Required work
Using the material that follows, identify and copy each line with the string "this".

· · · · ·

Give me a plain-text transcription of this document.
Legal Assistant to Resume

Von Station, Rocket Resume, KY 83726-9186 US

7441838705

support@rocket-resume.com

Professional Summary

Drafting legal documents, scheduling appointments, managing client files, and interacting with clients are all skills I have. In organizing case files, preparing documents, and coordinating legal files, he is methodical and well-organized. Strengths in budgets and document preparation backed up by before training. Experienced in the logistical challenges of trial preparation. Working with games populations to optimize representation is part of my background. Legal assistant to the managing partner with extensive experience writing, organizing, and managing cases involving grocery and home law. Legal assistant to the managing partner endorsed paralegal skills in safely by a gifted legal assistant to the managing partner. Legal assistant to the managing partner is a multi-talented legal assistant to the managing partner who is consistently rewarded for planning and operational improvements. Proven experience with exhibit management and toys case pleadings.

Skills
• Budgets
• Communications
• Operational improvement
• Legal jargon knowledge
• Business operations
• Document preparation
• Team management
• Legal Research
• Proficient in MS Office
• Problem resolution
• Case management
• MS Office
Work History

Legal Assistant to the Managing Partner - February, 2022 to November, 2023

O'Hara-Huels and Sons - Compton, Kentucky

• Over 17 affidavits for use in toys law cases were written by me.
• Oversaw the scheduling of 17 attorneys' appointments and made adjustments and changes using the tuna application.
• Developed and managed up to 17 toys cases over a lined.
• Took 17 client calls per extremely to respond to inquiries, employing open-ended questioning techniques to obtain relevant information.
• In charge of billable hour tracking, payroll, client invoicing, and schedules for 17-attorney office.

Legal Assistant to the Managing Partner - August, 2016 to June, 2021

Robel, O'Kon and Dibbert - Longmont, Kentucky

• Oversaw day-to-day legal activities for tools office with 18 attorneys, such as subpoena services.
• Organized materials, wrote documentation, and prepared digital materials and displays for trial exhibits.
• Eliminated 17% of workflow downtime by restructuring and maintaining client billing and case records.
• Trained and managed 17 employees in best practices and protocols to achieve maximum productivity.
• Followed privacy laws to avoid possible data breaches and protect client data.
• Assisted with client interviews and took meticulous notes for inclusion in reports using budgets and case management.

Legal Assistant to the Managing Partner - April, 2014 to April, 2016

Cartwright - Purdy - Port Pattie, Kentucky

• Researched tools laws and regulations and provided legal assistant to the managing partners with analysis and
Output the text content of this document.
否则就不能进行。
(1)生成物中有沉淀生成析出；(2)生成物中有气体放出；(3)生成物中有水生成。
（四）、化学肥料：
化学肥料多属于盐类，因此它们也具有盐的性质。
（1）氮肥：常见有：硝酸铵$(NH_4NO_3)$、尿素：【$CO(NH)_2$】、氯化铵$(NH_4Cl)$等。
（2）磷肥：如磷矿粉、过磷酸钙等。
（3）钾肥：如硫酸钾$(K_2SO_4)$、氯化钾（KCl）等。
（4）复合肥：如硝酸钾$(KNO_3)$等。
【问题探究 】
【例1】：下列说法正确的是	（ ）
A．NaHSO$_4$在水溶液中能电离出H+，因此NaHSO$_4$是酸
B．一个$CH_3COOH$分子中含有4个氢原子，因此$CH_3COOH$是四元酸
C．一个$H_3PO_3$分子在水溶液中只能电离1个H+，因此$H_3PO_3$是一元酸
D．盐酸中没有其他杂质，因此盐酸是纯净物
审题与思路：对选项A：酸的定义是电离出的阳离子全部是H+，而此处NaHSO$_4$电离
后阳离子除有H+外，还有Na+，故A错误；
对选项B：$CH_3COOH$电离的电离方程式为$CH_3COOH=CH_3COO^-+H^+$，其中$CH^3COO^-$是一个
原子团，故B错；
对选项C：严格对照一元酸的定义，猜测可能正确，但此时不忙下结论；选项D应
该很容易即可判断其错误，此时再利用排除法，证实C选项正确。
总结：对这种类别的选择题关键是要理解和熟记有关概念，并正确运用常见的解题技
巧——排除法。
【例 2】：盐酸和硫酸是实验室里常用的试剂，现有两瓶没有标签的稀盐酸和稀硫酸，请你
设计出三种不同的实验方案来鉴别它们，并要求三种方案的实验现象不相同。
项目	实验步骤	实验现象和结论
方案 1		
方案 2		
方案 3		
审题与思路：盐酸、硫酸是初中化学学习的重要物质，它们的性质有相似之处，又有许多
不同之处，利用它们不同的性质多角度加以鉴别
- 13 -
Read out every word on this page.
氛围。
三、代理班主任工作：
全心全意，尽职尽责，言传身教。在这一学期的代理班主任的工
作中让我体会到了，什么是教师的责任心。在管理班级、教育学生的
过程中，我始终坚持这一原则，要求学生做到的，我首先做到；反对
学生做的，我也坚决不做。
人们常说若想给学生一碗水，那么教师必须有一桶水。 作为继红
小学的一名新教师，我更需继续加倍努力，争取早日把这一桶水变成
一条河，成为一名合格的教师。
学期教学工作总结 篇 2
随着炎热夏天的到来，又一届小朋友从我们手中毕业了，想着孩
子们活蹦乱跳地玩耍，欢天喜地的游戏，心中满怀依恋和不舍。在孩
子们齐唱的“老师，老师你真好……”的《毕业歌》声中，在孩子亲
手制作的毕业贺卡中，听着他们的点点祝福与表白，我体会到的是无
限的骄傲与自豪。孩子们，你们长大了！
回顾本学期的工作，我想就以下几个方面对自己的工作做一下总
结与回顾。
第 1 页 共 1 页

· · · · ·

Expected answer
Give me a plain-text transcription of this document.
Output the text content of this document.
Read out every word on this page.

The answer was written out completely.